§ TO DO: For the entries that follow, state how many lines include the word "Decisiones", giving the number and nothing else.

§ RECORD EXCERPTS:
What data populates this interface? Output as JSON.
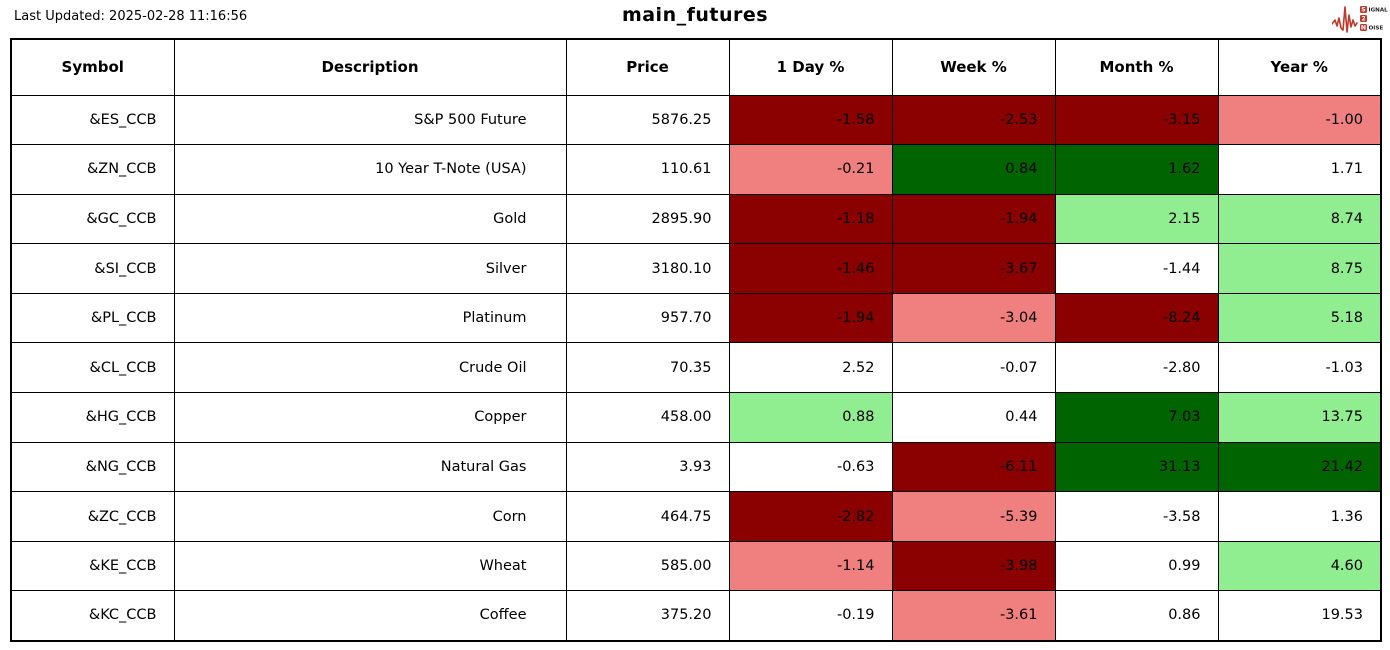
{
  "header": {
    "last_updated": "Last Updated: 2025-02-28 11:16:56",
    "title": "main_futures",
    "logo": {
      "name": "signal-2-noise",
      "line1_boxed": "S",
      "line1_rest": "IGNAL",
      "line2_boxed": "2",
      "line3_boxed": "N",
      "line3_rest": "OISE",
      "accent_color": "#c0392b"
    }
  },
  "colors": {
    "darkred": "#8b0000",
    "lightcoral": "#f08080",
    "darkgreen": "#006400",
    "lightgreen": "#90ee90",
    "white": "#ffffff"
  },
  "chart_data": {
    "type": "table",
    "title": "main_futures",
    "columns": [
      "Symbol",
      "Description",
      "Price",
      "1 Day %",
      "Week %",
      "Month %",
      "Year %"
    ],
    "rows": [
      {
        "symbol": "&ES_CCB",
        "description": "S&P 500 Future",
        "price": "5876.25",
        "values": [
          "-1.58",
          "-2.53",
          "-3.15",
          "-1.00"
        ],
        "value_colors": [
          "darkred",
          "darkred",
          "darkred",
          "lightcoral"
        ]
      },
      {
        "symbol": "&ZN_CCB",
        "description": "10 Year T-Note (USA)",
        "price": "110.61",
        "values": [
          "-0.21",
          "0.84",
          "1.62",
          "1.71"
        ],
        "value_colors": [
          "lightcoral",
          "darkgreen",
          "darkgreen",
          "white"
        ]
      },
      {
        "symbol": "&GC_CCB",
        "description": "Gold",
        "price": "2895.90",
        "values": [
          "-1.18",
          "-1.94",
          "2.15",
          "8.74"
        ],
        "value_colors": [
          "darkred",
          "darkred",
          "lightgreen",
          "lightgreen"
        ]
      },
      {
        "symbol": "&SI_CCB",
        "description": "Silver",
        "price": "3180.10",
        "values": [
          "-1.46",
          "-3.67",
          "-1.44",
          "8.75"
        ],
        "value_colors": [
          "darkred",
          "darkred",
          "white",
          "lightgreen"
        ]
      },
      {
        "symbol": "&PL_CCB",
        "description": "Platinum",
        "price": "957.70",
        "values": [
          "-1.94",
          "-3.04",
          "-8.24",
          "5.18"
        ],
        "value_colors": [
          "darkred",
          "lightcoral",
          "darkred",
          "lightgreen"
        ]
      },
      {
        "symbol": "&CL_CCB",
        "description": "Crude Oil",
        "price": "70.35",
        "values": [
          "2.52",
          "-0.07",
          "-2.80",
          "-1.03"
        ],
        "value_colors": [
          "white",
          "white",
          "white",
          "white"
        ]
      },
      {
        "symbol": "&HG_CCB",
        "description": "Copper",
        "price": "458.00",
        "values": [
          "0.88",
          "0.44",
          "7.03",
          "13.75"
        ],
        "value_colors": [
          "lightgreen",
          "white",
          "darkgreen",
          "lightgreen"
        ]
      },
      {
        "symbol": "&NG_CCB",
        "description": "Natural Gas",
        "price": "3.93",
        "values": [
          "-0.63",
          "-6.11",
          "31.13",
          "21.42"
        ],
        "value_colors": [
          "white",
          "darkred",
          "darkgreen",
          "darkgreen"
        ]
      },
      {
        "symbol": "&ZC_CCB",
        "description": "Corn",
        "price": "464.75",
        "values": [
          "-2.82",
          "-5.39",
          "-3.58",
          "1.36"
        ],
        "value_colors": [
          "darkred",
          "lightcoral",
          "white",
          "white"
        ]
      },
      {
        "symbol": "&KE_CCB",
        "description": "Wheat",
        "price": "585.00",
        "values": [
          "-1.14",
          "-3.98",
          "0.99",
          "4.60"
        ],
        "value_colors": [
          "lightcoral",
          "darkred",
          "white",
          "lightgreen"
        ]
      },
      {
        "symbol": "&KC_CCB",
        "description": "Coffee",
        "price": "375.20",
        "values": [
          "-0.19",
          "-3.61",
          "0.86",
          "19.53"
        ],
        "value_colors": [
          "white",
          "lightcoral",
          "white",
          "white"
        ]
      }
    ]
  }
}
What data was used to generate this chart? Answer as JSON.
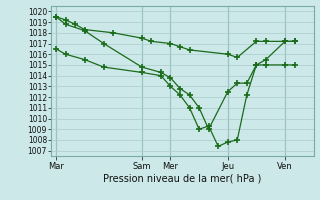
{
  "title": "Pression niveau de la mer( hPa )",
  "background_color": "#cce8e8",
  "grid_color": "#aacccc",
  "line_color": "#1a6b1a",
  "ylim": [
    1006.5,
    1020.5
  ],
  "xtick_labels": [
    "Mar",
    "Sam",
    "Mer",
    "Jeu",
    "Ven"
  ],
  "xtick_positions": [
    0,
    9,
    12,
    18,
    24
  ],
  "xmax": 27,
  "line1_x": [
    0,
    1,
    2,
    3,
    6,
    9,
    10,
    12,
    13,
    14,
    18,
    19,
    21,
    22,
    24,
    25
  ],
  "line1_y": [
    1019.5,
    1019.2,
    1018.8,
    1018.3,
    1018.0,
    1017.5,
    1017.2,
    1017.0,
    1016.7,
    1016.4,
    1016.0,
    1015.7,
    1017.2,
    1017.2,
    1017.2,
    1017.2
  ],
  "line2_x": [
    0,
    1,
    3,
    5,
    9,
    11,
    12,
    13,
    14,
    15,
    16,
    18,
    19,
    20,
    21,
    22,
    24,
    25
  ],
  "line2_y": [
    1019.5,
    1018.8,
    1018.2,
    1017.0,
    1014.8,
    1014.3,
    1013.8,
    1012.8,
    1012.2,
    1011.0,
    1009.0,
    1012.5,
    1013.3,
    1013.3,
    1015.0,
    1015.5,
    1017.2,
    1017.2
  ],
  "line3_x": [
    0,
    1,
    3,
    5,
    9,
    11,
    12,
    13,
    14,
    15,
    16,
    17,
    18,
    19,
    20,
    21,
    22,
    24,
    25
  ],
  "line3_y": [
    1016.5,
    1016.0,
    1015.5,
    1014.8,
    1014.3,
    1014.0,
    1013.0,
    1012.2,
    1011.0,
    1009.0,
    1009.3,
    1007.4,
    1007.8,
    1008.0,
    1012.2,
    1015.0,
    1015.0,
    1015.0,
    1015.0
  ]
}
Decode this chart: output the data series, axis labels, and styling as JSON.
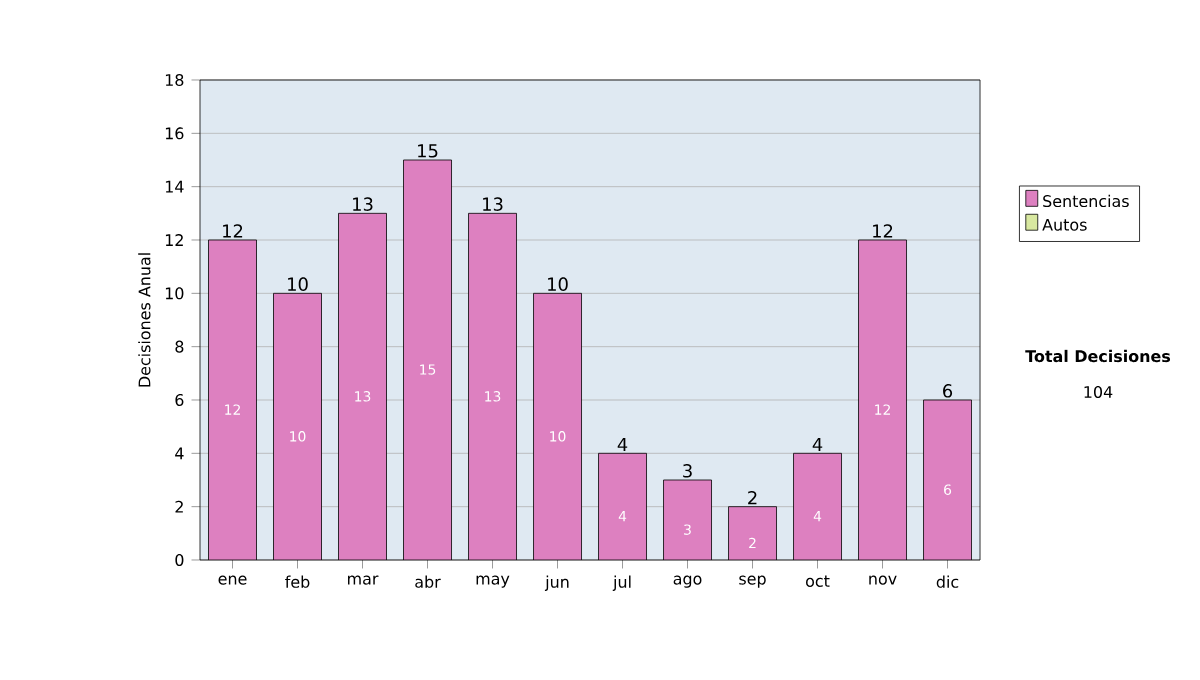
{
  "chart_data": {
    "type": "bar",
    "ylabel": "Decisiones Anual",
    "categories": [
      "ene",
      "feb",
      "mar",
      "abr",
      "may",
      "jun",
      "jul",
      "ago",
      "sep",
      "oct",
      "nov",
      "dic"
    ],
    "series": [
      {
        "name": "Sentencias",
        "color": "#dd80c0",
        "values": [
          12,
          10,
          13,
          15,
          13,
          10,
          4,
          3,
          2,
          4,
          12,
          6
        ]
      },
      {
        "name": "Autos",
        "color": "#d8e8a0",
        "values": [
          null,
          null,
          null,
          null,
          null,
          null,
          null,
          null,
          null,
          null,
          null,
          null
        ]
      }
    ],
    "stacked": true,
    "data_labels": true,
    "totals": [
      "12",
      "10",
      "13",
      "15",
      "13",
      "10",
      "4",
      "3",
      "2",
      "4",
      "12",
      "6"
    ],
    "ylim": [
      0,
      18
    ],
    "yticks": [
      0,
      2,
      4,
      6,
      8,
      10,
      12,
      14,
      16,
      18
    ],
    "grid": "y",
    "legend": "right",
    "annotations": [
      "Total Decisiones",
      "104"
    ]
  }
}
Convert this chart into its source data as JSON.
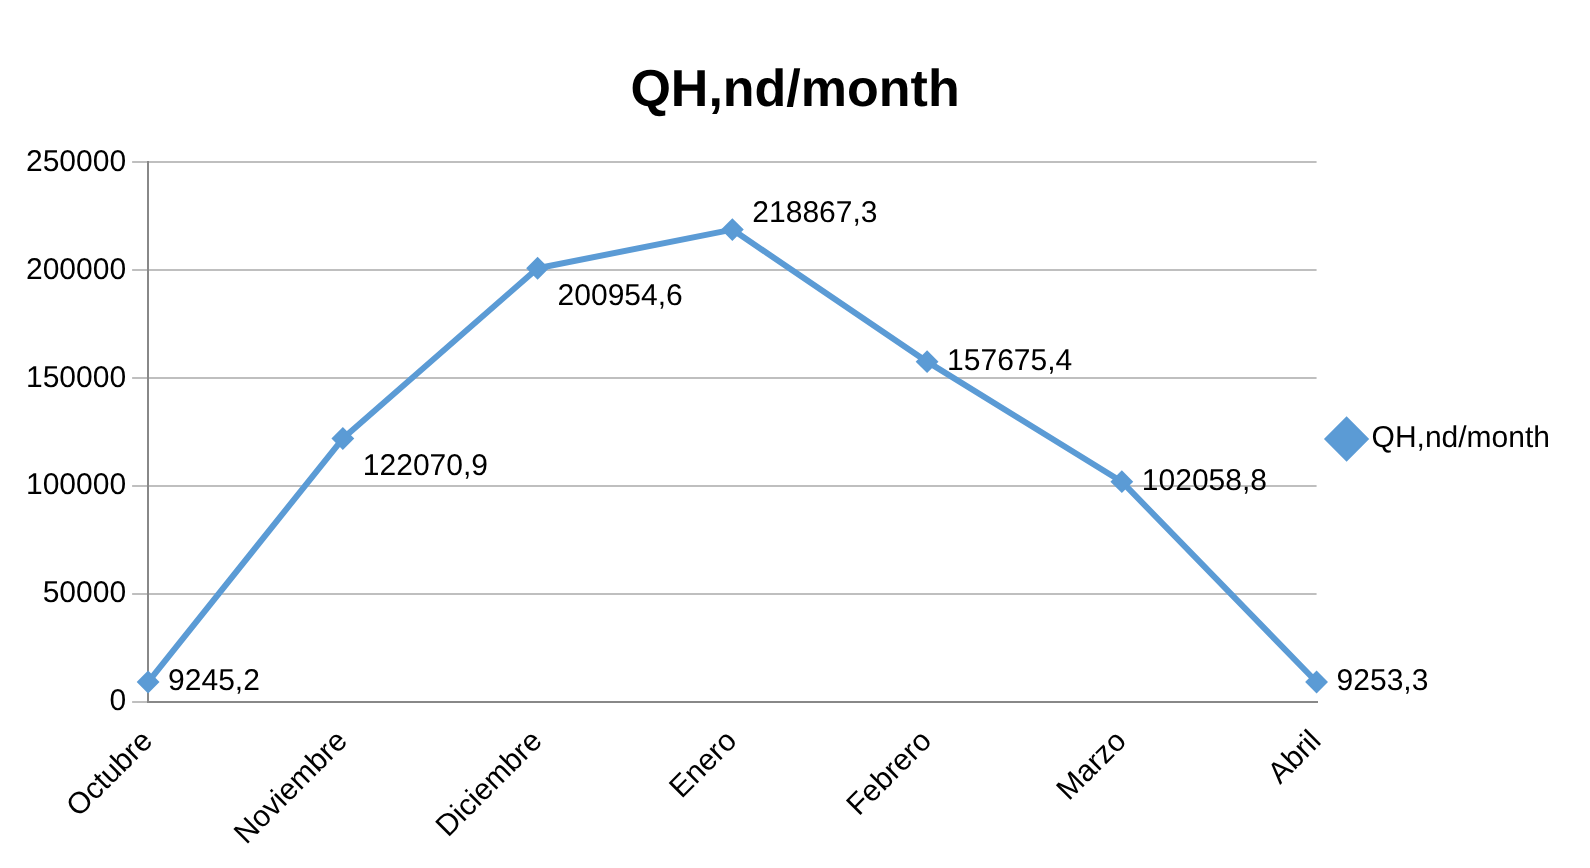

§ PROBLEM SOLUTION: 2